*What the task asks*: Check every line of the material below for "link". Give the number of lines that have it, and only that.

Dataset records
>> Start

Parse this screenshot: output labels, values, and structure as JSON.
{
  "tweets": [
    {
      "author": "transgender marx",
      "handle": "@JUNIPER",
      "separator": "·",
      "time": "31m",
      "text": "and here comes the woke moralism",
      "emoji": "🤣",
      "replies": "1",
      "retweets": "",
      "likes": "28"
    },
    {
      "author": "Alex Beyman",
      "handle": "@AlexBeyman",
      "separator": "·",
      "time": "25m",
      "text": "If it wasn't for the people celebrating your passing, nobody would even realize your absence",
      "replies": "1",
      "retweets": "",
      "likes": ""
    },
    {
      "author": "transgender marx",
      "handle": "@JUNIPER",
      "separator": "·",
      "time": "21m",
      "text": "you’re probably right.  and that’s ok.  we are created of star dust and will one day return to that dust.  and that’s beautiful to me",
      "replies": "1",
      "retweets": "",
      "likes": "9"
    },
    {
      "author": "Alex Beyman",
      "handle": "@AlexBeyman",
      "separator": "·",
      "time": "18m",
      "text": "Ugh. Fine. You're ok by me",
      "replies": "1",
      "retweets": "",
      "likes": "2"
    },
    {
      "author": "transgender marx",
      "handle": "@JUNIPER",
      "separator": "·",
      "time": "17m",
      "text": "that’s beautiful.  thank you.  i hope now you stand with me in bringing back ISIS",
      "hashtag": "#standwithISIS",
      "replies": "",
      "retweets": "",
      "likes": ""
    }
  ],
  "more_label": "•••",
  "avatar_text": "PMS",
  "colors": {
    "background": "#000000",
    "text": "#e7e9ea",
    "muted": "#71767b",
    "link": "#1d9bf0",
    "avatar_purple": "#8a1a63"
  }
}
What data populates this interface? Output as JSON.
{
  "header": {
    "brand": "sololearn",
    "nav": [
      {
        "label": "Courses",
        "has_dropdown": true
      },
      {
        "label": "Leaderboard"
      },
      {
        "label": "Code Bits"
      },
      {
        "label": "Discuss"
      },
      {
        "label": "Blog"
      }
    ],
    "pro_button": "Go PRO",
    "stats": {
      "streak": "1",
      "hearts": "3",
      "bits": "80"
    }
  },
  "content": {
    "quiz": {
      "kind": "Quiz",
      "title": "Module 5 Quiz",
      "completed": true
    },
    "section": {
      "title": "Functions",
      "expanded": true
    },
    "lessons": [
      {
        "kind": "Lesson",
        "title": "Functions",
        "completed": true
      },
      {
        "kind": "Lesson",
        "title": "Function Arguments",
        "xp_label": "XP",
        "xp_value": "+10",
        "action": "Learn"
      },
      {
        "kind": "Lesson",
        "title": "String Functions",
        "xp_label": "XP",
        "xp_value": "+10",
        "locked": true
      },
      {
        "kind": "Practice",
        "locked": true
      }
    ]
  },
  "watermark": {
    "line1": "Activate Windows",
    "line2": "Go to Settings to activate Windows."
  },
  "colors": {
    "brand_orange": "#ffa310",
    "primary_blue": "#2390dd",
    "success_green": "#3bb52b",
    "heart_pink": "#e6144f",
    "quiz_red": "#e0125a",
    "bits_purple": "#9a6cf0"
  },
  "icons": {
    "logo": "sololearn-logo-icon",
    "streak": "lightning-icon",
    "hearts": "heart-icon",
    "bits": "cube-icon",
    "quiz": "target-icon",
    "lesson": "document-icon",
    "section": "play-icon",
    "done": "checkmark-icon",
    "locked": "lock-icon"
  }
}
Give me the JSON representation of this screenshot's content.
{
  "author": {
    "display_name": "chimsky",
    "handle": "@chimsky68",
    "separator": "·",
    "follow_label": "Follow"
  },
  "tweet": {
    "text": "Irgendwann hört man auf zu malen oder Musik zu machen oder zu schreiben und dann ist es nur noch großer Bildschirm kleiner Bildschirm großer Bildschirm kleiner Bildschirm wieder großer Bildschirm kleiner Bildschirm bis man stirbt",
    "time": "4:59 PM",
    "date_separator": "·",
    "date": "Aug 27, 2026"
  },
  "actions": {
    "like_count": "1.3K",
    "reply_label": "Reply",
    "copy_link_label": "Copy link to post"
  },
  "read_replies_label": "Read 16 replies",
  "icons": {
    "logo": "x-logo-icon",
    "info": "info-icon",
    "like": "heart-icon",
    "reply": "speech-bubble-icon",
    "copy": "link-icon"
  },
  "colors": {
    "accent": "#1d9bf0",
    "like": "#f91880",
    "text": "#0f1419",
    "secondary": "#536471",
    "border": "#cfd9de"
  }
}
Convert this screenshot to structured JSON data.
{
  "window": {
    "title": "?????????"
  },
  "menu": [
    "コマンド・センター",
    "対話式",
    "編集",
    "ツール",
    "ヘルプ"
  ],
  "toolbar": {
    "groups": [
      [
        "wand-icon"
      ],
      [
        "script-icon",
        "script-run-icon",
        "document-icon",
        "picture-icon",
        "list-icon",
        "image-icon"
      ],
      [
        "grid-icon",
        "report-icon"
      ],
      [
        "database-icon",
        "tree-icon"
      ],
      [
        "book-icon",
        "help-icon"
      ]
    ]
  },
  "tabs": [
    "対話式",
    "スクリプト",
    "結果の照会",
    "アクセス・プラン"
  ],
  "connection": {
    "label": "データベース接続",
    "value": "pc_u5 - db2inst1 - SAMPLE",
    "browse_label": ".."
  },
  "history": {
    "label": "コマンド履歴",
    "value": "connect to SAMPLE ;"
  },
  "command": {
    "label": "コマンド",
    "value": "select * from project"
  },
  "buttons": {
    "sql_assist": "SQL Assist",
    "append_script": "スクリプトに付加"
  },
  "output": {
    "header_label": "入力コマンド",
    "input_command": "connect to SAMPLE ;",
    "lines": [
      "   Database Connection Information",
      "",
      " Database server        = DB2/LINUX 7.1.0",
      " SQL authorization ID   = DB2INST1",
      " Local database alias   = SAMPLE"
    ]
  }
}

>> End

*Complete response*: 3